→ **The exercise**: Tally the lines below that contain the word "their", and give only that number.

→ **Records for the exercise**:
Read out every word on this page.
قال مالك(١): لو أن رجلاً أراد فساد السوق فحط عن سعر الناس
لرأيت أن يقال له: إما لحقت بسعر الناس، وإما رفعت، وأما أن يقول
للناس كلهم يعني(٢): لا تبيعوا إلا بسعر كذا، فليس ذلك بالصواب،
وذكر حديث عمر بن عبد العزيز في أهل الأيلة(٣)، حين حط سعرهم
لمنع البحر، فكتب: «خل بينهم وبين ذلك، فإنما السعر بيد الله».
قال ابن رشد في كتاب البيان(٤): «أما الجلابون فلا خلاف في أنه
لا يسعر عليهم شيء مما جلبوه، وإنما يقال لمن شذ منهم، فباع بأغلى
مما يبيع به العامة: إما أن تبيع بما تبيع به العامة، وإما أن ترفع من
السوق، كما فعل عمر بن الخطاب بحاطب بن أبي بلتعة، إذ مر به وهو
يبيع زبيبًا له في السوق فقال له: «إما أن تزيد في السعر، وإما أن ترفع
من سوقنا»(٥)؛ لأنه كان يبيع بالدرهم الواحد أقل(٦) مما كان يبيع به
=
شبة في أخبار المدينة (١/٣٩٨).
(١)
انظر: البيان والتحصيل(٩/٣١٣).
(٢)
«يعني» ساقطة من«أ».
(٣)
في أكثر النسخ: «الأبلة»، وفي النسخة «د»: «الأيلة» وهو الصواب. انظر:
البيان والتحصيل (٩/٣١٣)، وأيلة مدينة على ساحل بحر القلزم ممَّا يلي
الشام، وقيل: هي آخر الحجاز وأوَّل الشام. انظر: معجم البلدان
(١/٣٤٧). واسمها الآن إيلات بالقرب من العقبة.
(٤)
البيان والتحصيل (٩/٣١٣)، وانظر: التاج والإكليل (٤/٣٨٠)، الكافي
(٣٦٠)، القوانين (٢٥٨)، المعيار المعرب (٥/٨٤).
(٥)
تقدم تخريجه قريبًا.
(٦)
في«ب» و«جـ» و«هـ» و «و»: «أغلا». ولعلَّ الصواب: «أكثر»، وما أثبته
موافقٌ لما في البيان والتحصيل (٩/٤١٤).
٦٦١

--

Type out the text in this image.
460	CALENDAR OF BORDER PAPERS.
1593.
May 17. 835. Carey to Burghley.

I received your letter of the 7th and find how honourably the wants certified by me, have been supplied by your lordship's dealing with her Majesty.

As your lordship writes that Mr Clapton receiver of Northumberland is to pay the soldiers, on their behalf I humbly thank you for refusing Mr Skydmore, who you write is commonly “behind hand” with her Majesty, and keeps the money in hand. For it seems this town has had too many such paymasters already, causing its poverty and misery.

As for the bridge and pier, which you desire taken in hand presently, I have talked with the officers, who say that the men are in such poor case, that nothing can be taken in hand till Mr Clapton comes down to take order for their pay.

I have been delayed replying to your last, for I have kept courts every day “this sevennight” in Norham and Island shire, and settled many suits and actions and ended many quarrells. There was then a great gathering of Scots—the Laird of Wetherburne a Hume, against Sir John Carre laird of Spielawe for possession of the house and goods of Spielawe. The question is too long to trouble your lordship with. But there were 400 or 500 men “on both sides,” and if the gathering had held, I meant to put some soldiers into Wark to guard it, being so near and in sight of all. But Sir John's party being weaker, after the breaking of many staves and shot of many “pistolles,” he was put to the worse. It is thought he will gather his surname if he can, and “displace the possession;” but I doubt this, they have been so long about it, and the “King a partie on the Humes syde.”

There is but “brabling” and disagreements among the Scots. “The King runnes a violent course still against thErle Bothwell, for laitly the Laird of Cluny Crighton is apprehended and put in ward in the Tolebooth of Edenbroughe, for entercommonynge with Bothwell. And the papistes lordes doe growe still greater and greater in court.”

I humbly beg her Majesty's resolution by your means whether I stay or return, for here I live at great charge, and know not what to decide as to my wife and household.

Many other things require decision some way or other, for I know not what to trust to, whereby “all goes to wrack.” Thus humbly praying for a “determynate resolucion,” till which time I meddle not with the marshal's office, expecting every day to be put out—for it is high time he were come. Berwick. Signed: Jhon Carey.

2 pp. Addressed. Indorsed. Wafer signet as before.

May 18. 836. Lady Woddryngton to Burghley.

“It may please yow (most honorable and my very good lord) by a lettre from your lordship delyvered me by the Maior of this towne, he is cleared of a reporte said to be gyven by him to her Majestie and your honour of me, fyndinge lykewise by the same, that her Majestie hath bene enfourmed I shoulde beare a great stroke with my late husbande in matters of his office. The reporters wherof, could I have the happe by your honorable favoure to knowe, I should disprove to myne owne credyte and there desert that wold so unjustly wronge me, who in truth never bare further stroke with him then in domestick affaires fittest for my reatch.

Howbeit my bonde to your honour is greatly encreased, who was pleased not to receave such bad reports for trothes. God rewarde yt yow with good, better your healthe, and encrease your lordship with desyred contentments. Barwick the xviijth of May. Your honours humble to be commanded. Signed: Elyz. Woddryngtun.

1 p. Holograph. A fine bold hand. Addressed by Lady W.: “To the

* * *

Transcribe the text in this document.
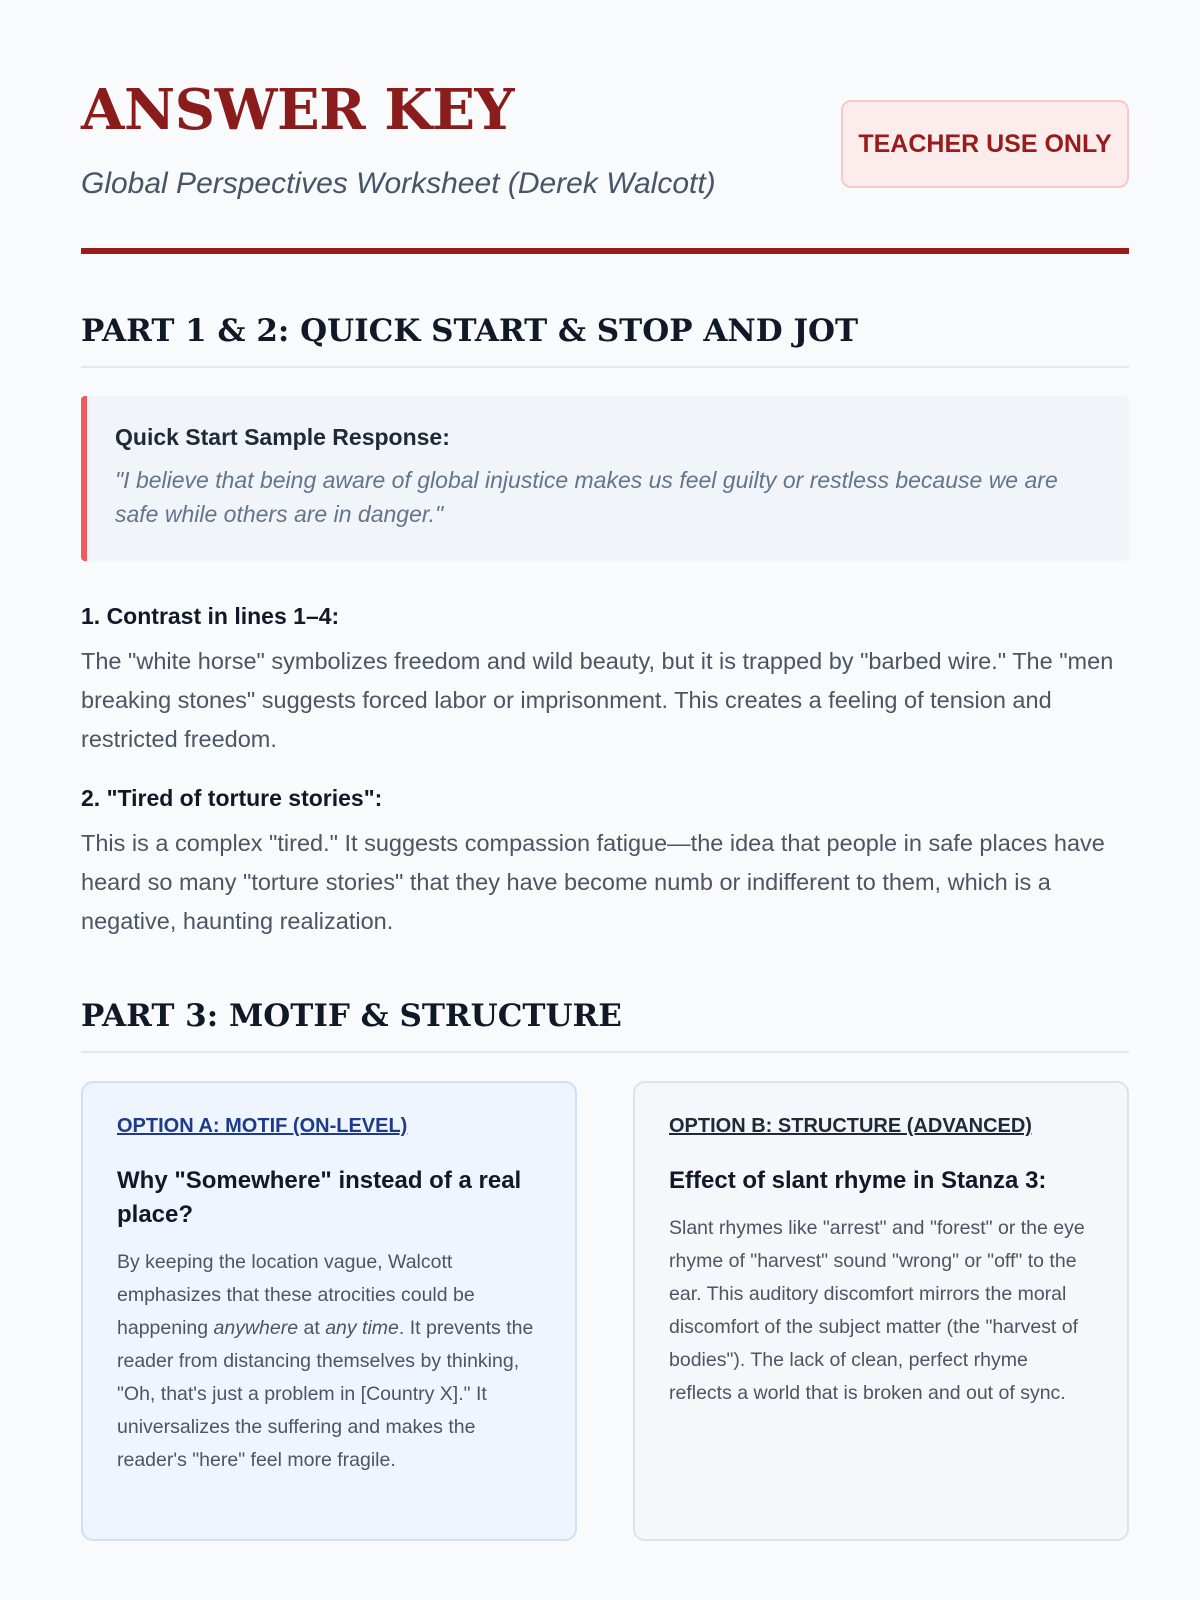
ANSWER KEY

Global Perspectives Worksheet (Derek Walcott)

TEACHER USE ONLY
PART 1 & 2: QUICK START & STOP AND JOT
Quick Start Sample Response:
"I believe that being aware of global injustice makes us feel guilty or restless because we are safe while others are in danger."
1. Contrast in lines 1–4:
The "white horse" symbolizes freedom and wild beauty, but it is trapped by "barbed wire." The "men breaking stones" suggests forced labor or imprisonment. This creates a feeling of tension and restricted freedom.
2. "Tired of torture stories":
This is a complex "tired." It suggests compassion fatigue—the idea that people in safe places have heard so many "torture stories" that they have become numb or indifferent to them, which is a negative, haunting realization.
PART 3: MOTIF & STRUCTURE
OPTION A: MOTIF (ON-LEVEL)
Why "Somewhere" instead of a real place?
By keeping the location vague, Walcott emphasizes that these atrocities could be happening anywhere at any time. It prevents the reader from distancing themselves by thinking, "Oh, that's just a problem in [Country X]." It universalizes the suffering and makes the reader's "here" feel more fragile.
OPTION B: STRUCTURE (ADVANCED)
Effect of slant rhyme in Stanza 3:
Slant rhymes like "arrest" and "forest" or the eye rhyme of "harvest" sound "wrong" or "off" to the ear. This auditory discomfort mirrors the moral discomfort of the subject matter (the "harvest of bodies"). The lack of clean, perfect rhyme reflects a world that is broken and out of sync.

→ **Correct response**: 2